TASK OBJECTIVE
Search the material below for the word "University". Copy every line where it is found.

SUPPLIED DATA
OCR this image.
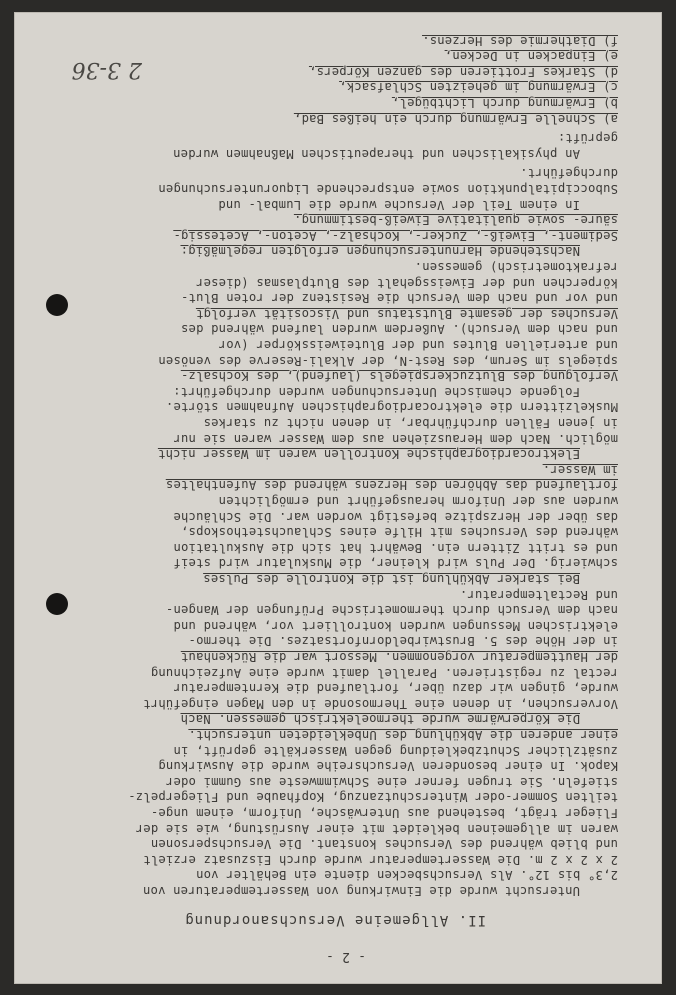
- 2 -
II. Allgemeine Versuchsanordnung
Untersucht wurde die Einwirkung von Wassertemperaturen von
2,3° bis 12°. Als Versuchsbecken diente ein Behälter von
2 x 2 x 2 m. Die Wassertemperatur wurde durch Eiszusatz erzielt
und blieb während des Versuches konstant. Die Versuchspersonen
waren im allgemeinen bekleidet mit einer Ausrüstung, wie sie der
Flieger trägt, bestehend aus Unterwäsche, Uniform, einem unge-
teilten Sommer-oder Winterschutzanzug, Kopfhaube und Fliegerpelz-
stiefeln. Sie trugen ferner eine Schwimmweste aus Gummi oder
Kapok. In einer besonderen Versuchsreihe wurde die Auswirkung
zusätzlicher Schutzbekleidung gegen Wasserkälte geprüft, in
einer anderen die Abkühlung des Unbekleideten untersucht.
Die Körperwärme wurde thermoelektrisch gemessen. Nach
Vorversuchen, in denen eine Thermosonde in den Magen eingeführt
wurde, gingen wir dazu über, fortlaufend die Kerntemperatur
rectal zu registrieren. Parallel damit wurde eine Aufzeichnung
der Hauttemperatur vorgenommen. Messort war die Rückenhaut
in der Höhe des 5. Brustwirbeldornfortsatzes. Die thermo-
elektrischen Messungen wurden kontrolliert vor, während und
nach dem Versuch durch thermometrische Prüfungen der Wangen-
und Rectaltemperatur.
Bei starker Abkühlung ist die Kontrolle des Pulses
schwierig. Der Puls wird kleiner, die Muskulatur wird steif
und es tritt Zittern ein. Bewährt hat sich die Auskultation
während des Versuches mit Hilfe eines Schlauchstethoskops,
das über der Herzspitze befestigt worden war. Die Schläuche
wurden aus der Uniform herausgeführt und ermöglichten
fortlaufend das Abhören des Herzens während des Aufenthaltes
im Wasser.
Elektrocardiographische Kontrollen waren im Wasser nicht
möglich. Nach dem Herausziehen aus dem Wasser waren sie nur
in jenen Fällen durchführbar, in denen nicht zu starkes
Muskelzittern die elektrocardiographischen Aufnahmen störte.
Folgende chemische Untersuchungen wurden durchgeführt:
Verfolgung des Blutzuckerspiegels (laufend), des Kochsalz-
spiegels im Serum, des Rest-N, der Alkali-Reserve des venösen
und arteriellen Blutes und der Bluteiweisskörper (vor
und nach dem Versuch). Außerdem wurden laufend während des
Versuches der gesamte Blutstatus und Viscosität verfolgt
und vor und nach dem Versuch die Resistenz der roten Blut-
körperchen und der Eiweissgehalt des Blutplasmas (dieser
refraktometrisch) gemessen.
Nachstehende Harnuntersuchungen erfolgten regelmäßig:
Sediment-, Eiweiß-, Zucker-, Kochsalz-, Aceton-, Acetessig-
säure- sowie qualitative Eiweiß-bestimmung.
In einem Teil der Versuche wurde die Lumbal- und
Suboccipitalpunktion sowie entsprechende Liquoruntersuchungen
durchgeführt.
An physikalischen und therapeutischen Maßnahmen wurden
geprüft:
a) Schnelle Erwärmung durch ein heißes Bad,
b) Erwärmung durch Lichtbügel,
c) Erwärmung im geheizten Schlafsack,
d) Starkes Frottieren des ganzen Körpers,
e) Einpacken in Decken,
f) Diathermie des Herzens.
2 3-36
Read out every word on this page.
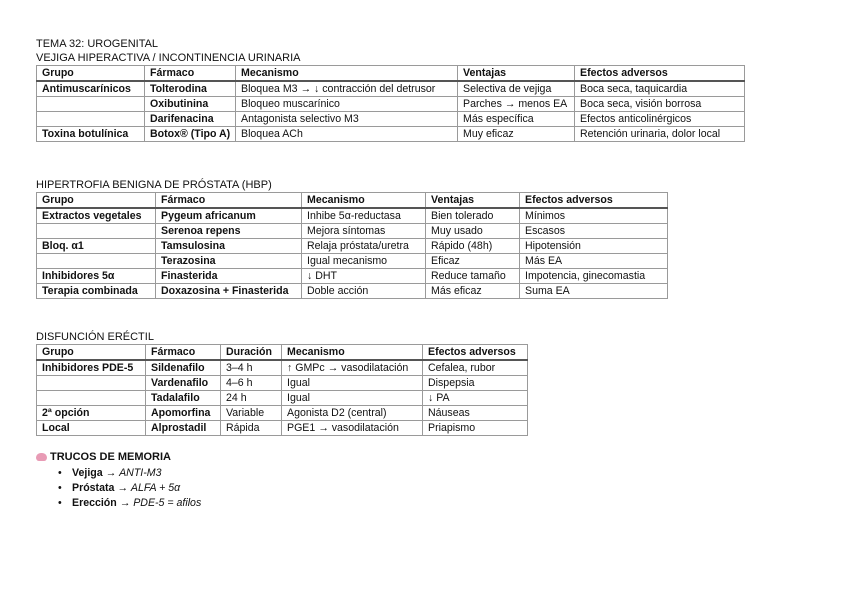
TEMA 32: UROGENITAL
VEJIGA HIPERACTIVA / INCONTINENCIA URINARIA
Grupo	Fármaco	Mecanismo	Ventajas	Efectos adversos
Antimuscarínicos	Tolterodina	Bloquea M3 → ↓ contracción del detrusor	Selectiva de vejiga	Boca seca, taquicardia
	Oxibutinina	Bloqueo muscarínico	Parches → menos EA	Boca seca, visión borrosa
	Darifenacina	Antagonista selectivo M3	Más específica	Efectos anticolinérgicos
Toxina botulínica	Botox® (Tipo A)	Bloquea ACh	Muy eficaz	Retención urinaria, dolor local
HIPERTROFIA BENIGNA DE PRÓSTATA (HBP)
Grupo	Fármaco	Mecanismo	Ventajas	Efectos adversos
Extractos vegetales	Pygeum africanum	Inhibe 5α-reductasa	Bien tolerado	Mínimos
	Serenoa repens	Mejora síntomas	Muy usado	Escasos
Bloq. α1	Tamsulosina	Relaja próstata/uretra	Rápido (48h)	Hipotensión
	Terazosina	Igual mecanismo	Eficaz	Más EA
Inhibidores 5α	Finasterida	↓ DHT	Reduce tamaño	Impotencia, ginecomastia
Terapia combinada	Doxazosina + Finasterida	Doble acción	Más eficaz	Suma EA
DISFUNCIÓN ERÉCTIL
Grupo	Fármaco	Duración	Mecanismo	Efectos adversos
Inhibidores PDE-5	Sildenafilo	3–4 h	↑ GMPc → vasodilatación	Cefalea, rubor
	Vardenafilo	4–6 h	Igual	Dispepsia
	Tadalafilo	24 h	Igual	↓ PA
2ª opción	Apomorfina	Variable	Agonista D2 (central)	Náuseas
Local	Alprostadil	Rápida	PGE1 → vasodilatación	Priapismo
TRUCOS DE MEMORIA
• Vejiga → ANTI-M3
• Próstata → ALFA + 5α
• Erección → PDE-5 = afilos
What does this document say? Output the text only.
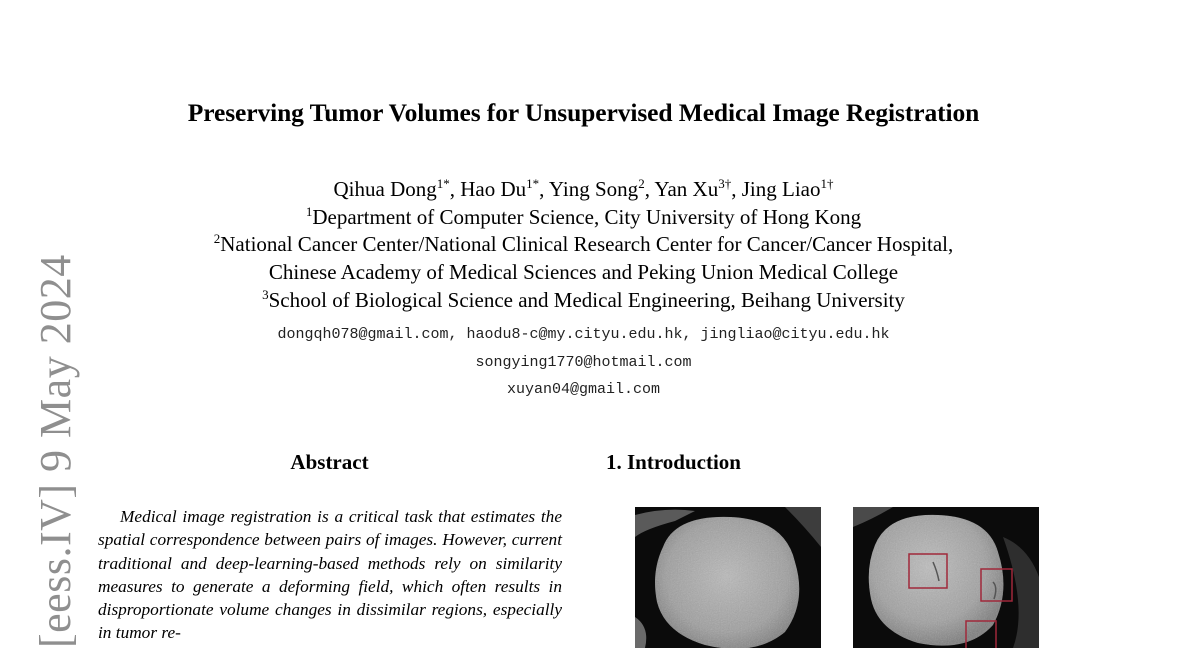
Preserving Tumor Volumes for Unsupervised Medical Image Registration
Qihua Dong$^{1*}$, Hao $Du^{1*}$, Ying Song$^2$, Yan $Xu^{3\dagger}$, Jing Liao$^{1\dagger}$
$^1$Department of Computer Science, City University of Hong Kong
$^2$National Cancer Center/National Clinical Research Center for Cancer/Cancer Hospital,
Chinese Academy of Medical Sciences and Peking Union Medical College
$^3$School of Biological Science and Medical Engineering, Beihang University
dongqh078@gmail.com, haodu8-c@my.cityu.edu.hk, jingliao@cityu.edu.hk
songying1770@hotmail.com
xuyan04@gmail.com
[eess.IV] 9 May 2024	Abstract
Medical image registration is a critical task that estimates the spatial correspondence between pairs of images. However, current traditional and deep-learning-based methods rely on similarity measures to generate a deforming field, which often results in disproportionate volume changes in dissimilar regions, especially in tumor re-
1. Introduction
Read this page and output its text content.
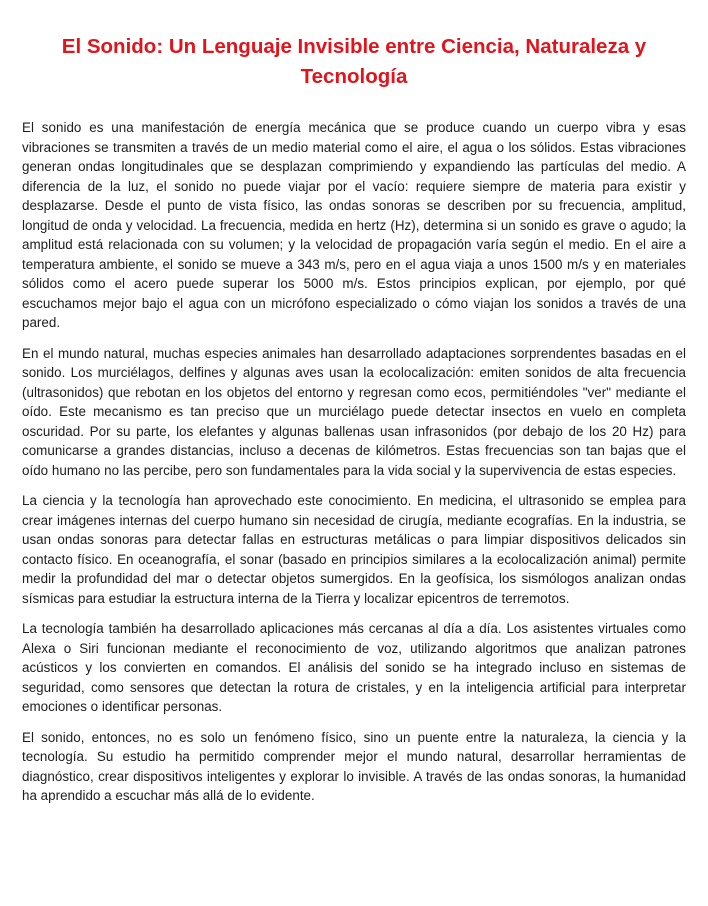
El Sonido: Un Lenguaje Invisible entre Ciencia, Naturaleza y Tecnología

El sonido es una manifestación de energía mecánica que se produce cuando un cuerpo vibra y esas vibraciones se transmiten a través de un medio material como el aire, el agua o los sólidos. Estas vibraciones generan ondas longitudinales que se desplazan comprimiendo y expandiendo las partículas del medio. A diferencia de la luz, el sonido no puede viajar por el vacío: requiere siempre de materia para existir y desplazarse. Desde el punto de vista físico, las ondas sonoras se describen por su frecuencia, amplitud, longitud de onda y velocidad. La frecuencia, medida en hertz (Hz), determina si un sonido es grave o agudo; la amplitud está relacionada con su volumen; y la velocidad de propagación varía según el medio. En el aire a temperatura ambiente, el sonido se mueve a 343 m/s, pero en el agua viaja a unos 1500 m/s y en materiales sólidos como el acero puede superar los 5000 m/s. Estos principios explican, por ejemplo, por qué escuchamos mejor bajo el agua con un micrófono especializado o cómo viajan los sonidos a través de una pared.

En el mundo natural, muchas especies animales han desarrollado adaptaciones sorprendentes basadas en el sonido. Los murciélagos, delfines y algunas aves usan la ecolocalización: emiten sonidos de alta frecuencia (ultrasonidos) que rebotan en los objetos del entorno y regresan como ecos, permitiéndoles "ver" mediante el oído. Este mecanismo es tan preciso que un murciélago puede detectar insectos en vuelo en completa oscuridad. Por su parte, los elefantes y algunas ballenas usan infrasonidos (por debajo de los 20 Hz) para comunicarse a grandes distancias, incluso a decenas de kilómetros. Estas frecuencias son tan bajas que el oído humano no las percibe, pero son fundamentales para la vida social y la supervivencia de estas especies.

La ciencia y la tecnología han aprovechado este conocimiento. En medicina, el ultrasonido se emplea para crear imágenes internas del cuerpo humano sin necesidad de cirugía, mediante ecografías. En la industria, se usan ondas sonoras para detectar fallas en estructuras metálicas o para limpiar dispositivos delicados sin contacto físico. En oceanografía, el sonar (basado en principios similares a la ecolocalización animal) permite medir la profundidad del mar o detectar objetos sumergidos. En la geofísica, los sismólogos analizan ondas sísmicas para estudiar la estructura interna de la Tierra y localizar epicentros de terremotos.

La tecnología también ha desarrollado aplicaciones más cercanas al día a día. Los asistentes virtuales como Alexa o Siri funcionan mediante el reconocimiento de voz, utilizando algoritmos que analizan patrones acústicos y los convierten en comandos. El análisis del sonido se ha integrado incluso en sistemas de seguridad, como sensores que detectan la rotura de cristales, y en la inteligencia artificial para interpretar emociones o identificar personas.

El sonido, entonces, no es solo un fenómeno físico, sino un puente entre la naturaleza, la ciencia y la tecnología. Su estudio ha permitido comprender mejor el mundo natural, desarrollar herramientas de diagnóstico, crear dispositivos inteligentes y explorar lo invisible. A través de las ondas sonoras, la humanidad ha aprendido a escuchar más allá de lo evidente.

FINISHED EXERCISE
$^1$Department of Computer Science, City University of Hong Kong
$^3$School of Biological Science and Medical Engineering, Beihang University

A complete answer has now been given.